(GIVEN EXERCISE) Count lines, not occurrences: give the number of lines holding the word "Marketing", and nothing besides.

####################

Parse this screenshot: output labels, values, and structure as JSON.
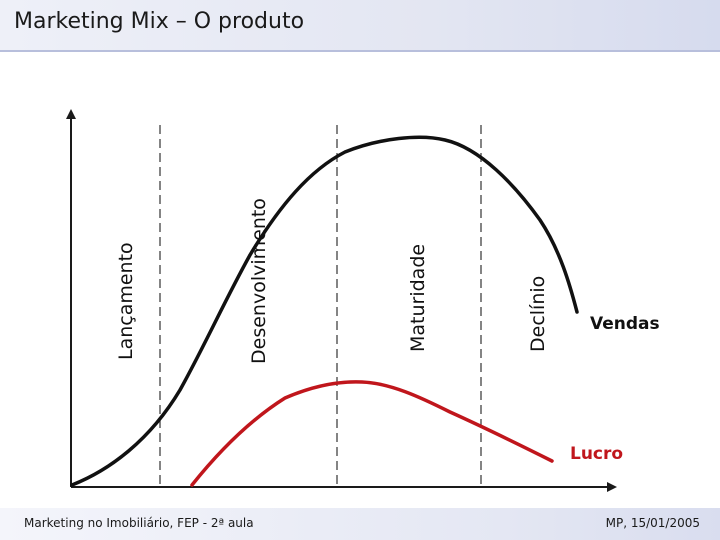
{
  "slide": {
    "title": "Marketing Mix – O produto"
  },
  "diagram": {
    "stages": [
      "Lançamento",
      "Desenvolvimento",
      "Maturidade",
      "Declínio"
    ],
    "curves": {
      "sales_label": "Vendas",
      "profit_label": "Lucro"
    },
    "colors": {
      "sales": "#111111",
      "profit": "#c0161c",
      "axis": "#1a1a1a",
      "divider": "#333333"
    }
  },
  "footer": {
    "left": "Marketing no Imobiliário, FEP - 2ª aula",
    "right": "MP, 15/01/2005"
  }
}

####################

(RESULT) 2